── RECORDS PROVIDED ──

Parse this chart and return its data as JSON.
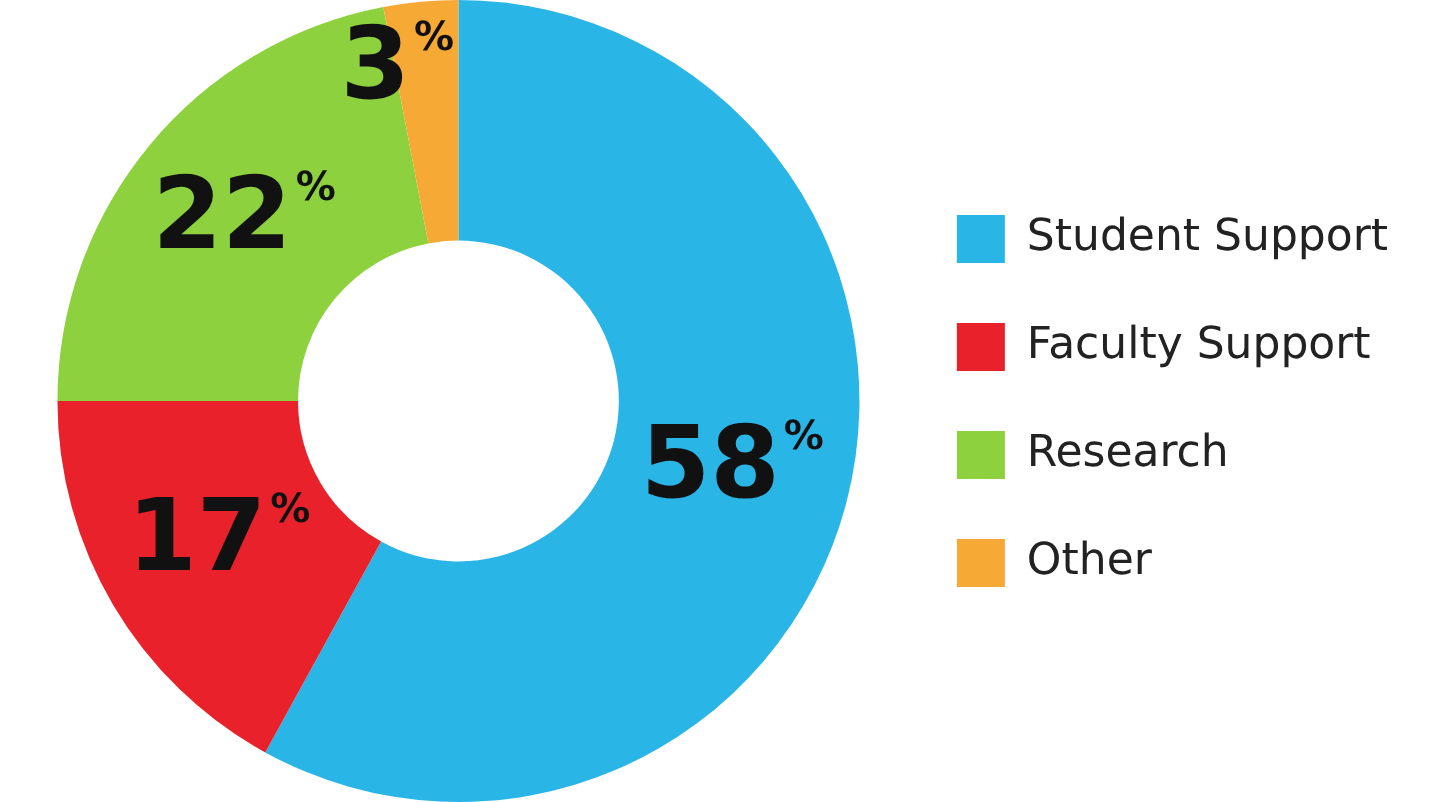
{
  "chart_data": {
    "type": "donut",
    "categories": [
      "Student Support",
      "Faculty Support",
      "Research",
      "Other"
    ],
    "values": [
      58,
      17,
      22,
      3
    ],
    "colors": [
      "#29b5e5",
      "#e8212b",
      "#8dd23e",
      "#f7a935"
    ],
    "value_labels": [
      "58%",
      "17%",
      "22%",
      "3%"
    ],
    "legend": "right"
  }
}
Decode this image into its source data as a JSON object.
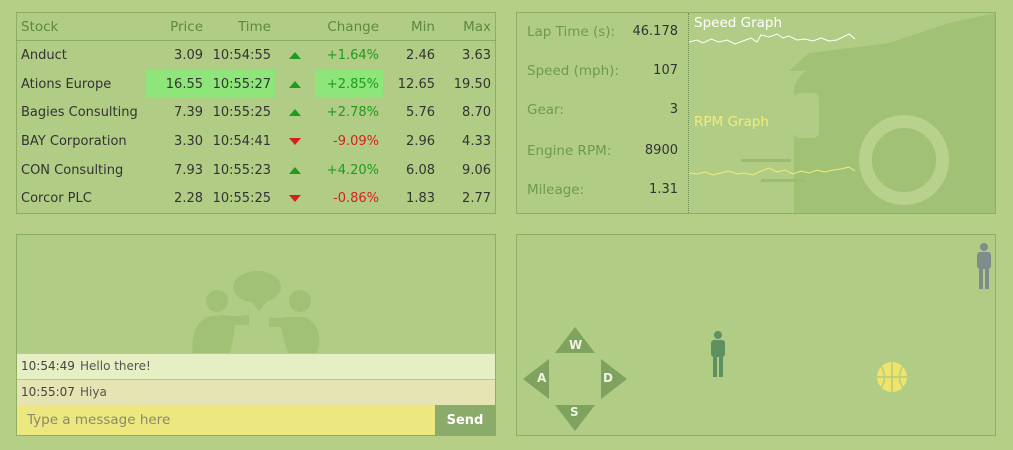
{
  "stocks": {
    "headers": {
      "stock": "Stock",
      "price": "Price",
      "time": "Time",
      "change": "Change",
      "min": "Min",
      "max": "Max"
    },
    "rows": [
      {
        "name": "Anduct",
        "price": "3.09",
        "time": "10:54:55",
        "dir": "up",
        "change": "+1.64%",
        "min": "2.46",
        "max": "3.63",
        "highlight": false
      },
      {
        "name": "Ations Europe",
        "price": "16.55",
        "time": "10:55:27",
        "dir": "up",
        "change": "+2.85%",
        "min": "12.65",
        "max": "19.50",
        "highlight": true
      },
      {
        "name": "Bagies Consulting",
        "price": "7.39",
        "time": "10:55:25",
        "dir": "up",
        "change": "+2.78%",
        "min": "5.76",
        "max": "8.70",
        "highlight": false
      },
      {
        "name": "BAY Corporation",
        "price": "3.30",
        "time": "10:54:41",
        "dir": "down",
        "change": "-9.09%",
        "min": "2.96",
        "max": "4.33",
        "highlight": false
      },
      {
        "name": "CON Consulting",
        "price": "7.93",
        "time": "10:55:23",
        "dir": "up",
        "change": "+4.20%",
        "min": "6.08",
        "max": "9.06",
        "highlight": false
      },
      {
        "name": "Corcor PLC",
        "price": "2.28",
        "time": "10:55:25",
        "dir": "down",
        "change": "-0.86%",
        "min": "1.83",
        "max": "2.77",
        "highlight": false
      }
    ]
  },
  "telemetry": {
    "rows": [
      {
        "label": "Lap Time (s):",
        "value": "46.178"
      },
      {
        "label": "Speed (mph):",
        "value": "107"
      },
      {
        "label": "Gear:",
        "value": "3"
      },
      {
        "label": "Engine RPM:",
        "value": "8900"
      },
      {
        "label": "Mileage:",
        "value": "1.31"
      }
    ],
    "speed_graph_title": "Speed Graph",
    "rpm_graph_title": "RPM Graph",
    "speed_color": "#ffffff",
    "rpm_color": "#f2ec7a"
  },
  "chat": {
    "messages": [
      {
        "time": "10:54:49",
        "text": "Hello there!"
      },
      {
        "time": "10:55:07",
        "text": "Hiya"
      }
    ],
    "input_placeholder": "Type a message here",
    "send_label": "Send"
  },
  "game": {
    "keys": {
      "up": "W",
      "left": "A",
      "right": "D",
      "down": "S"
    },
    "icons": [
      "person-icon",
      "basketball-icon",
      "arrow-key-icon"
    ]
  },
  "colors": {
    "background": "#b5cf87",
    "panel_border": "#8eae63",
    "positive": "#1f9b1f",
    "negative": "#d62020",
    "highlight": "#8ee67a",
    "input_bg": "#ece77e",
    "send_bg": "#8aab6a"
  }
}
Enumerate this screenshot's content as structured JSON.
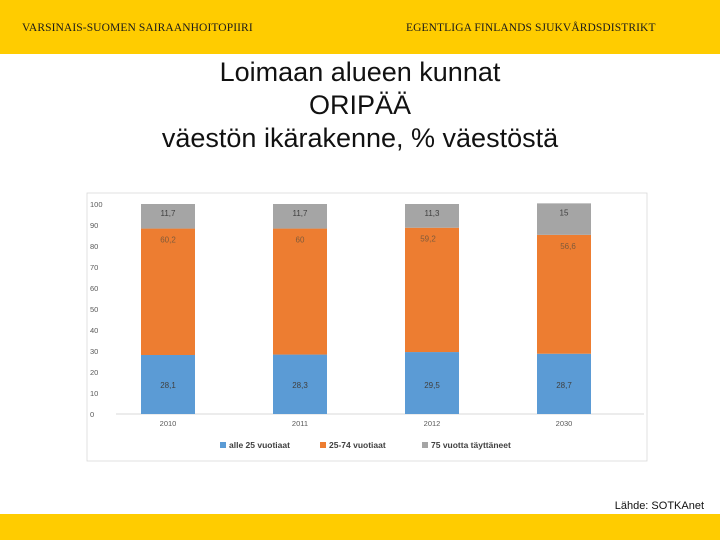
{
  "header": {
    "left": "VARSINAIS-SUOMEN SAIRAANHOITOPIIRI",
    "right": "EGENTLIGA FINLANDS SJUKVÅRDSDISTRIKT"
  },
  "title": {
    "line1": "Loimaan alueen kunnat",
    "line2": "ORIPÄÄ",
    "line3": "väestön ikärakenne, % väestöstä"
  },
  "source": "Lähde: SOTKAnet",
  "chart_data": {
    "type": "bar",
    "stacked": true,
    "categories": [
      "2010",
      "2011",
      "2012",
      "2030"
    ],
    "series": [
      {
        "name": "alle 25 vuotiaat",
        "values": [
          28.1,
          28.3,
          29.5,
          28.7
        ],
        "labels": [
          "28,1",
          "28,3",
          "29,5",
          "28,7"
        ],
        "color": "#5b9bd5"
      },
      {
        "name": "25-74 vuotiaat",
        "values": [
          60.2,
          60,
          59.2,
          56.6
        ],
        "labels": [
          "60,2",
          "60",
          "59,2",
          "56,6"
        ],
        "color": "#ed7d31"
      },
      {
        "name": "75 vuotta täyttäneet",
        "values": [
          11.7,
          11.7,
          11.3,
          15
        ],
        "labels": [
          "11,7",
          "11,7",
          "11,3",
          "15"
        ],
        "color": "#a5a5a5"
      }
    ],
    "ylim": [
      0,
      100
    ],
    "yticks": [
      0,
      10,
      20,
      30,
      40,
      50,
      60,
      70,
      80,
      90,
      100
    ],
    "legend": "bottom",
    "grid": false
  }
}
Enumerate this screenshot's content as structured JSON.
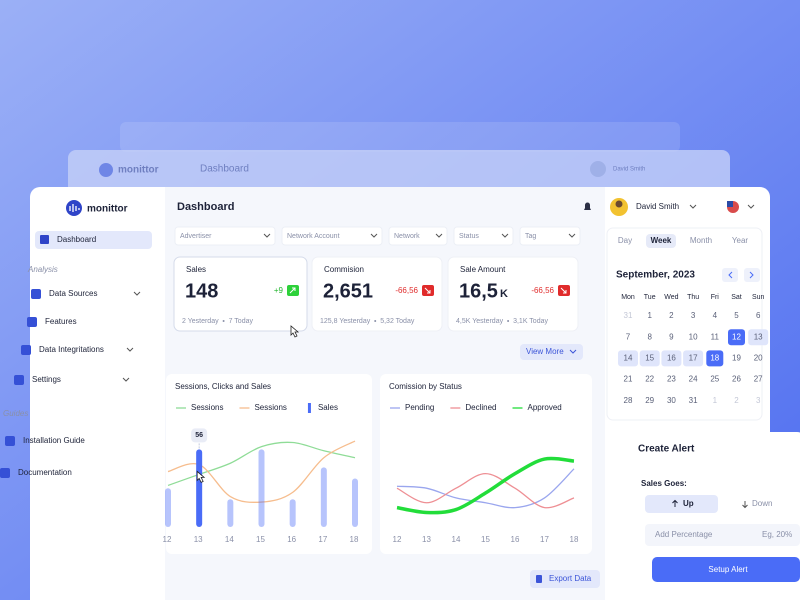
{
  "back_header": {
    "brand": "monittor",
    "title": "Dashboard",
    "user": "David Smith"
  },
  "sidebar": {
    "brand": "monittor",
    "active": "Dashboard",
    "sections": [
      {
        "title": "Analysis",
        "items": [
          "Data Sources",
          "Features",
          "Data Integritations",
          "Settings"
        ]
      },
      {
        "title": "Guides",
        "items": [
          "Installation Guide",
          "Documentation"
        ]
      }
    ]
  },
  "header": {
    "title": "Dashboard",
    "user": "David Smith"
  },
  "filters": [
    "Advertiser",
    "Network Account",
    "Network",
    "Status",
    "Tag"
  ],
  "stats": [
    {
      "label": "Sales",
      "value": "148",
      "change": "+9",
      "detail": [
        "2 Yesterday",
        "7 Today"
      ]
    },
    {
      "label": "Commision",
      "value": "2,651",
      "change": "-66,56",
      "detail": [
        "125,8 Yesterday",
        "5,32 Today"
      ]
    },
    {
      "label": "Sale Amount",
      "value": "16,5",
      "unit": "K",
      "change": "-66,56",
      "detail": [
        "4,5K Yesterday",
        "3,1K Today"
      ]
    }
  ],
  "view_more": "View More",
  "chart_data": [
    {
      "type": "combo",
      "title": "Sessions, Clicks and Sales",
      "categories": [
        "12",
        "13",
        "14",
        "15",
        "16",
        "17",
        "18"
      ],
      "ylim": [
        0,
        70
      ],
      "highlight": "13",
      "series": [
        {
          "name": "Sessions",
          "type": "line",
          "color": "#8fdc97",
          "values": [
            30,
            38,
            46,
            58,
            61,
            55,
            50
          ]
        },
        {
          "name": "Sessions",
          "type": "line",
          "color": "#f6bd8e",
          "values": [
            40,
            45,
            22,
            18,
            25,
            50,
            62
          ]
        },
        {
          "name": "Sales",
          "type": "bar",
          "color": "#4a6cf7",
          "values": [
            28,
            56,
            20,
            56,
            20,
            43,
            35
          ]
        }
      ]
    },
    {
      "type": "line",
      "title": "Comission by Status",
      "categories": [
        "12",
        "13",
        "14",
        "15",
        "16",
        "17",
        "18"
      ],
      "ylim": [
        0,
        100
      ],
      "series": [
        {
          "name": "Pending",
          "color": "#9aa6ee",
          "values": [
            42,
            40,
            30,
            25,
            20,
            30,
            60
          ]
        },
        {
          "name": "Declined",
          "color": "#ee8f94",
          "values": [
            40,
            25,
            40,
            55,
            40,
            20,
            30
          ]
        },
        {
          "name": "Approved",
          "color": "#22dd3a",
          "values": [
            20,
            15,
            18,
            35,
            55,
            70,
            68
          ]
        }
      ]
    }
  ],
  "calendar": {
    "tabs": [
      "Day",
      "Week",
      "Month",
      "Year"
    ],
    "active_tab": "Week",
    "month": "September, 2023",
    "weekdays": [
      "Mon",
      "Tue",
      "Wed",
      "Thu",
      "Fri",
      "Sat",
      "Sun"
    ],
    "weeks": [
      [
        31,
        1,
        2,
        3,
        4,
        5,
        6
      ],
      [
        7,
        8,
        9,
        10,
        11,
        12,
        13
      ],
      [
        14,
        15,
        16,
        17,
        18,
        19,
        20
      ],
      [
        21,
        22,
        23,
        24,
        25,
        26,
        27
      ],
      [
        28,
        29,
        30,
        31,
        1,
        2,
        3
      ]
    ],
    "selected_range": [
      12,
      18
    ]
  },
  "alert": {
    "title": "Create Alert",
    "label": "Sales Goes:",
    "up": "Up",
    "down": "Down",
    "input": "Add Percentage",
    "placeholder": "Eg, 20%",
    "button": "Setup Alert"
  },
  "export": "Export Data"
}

───

### CHALLENGE
Identify the lines in the records above that contain the word "Yesterday", then state how many there are and nothing more.

### PROBLEM SOLUTION
3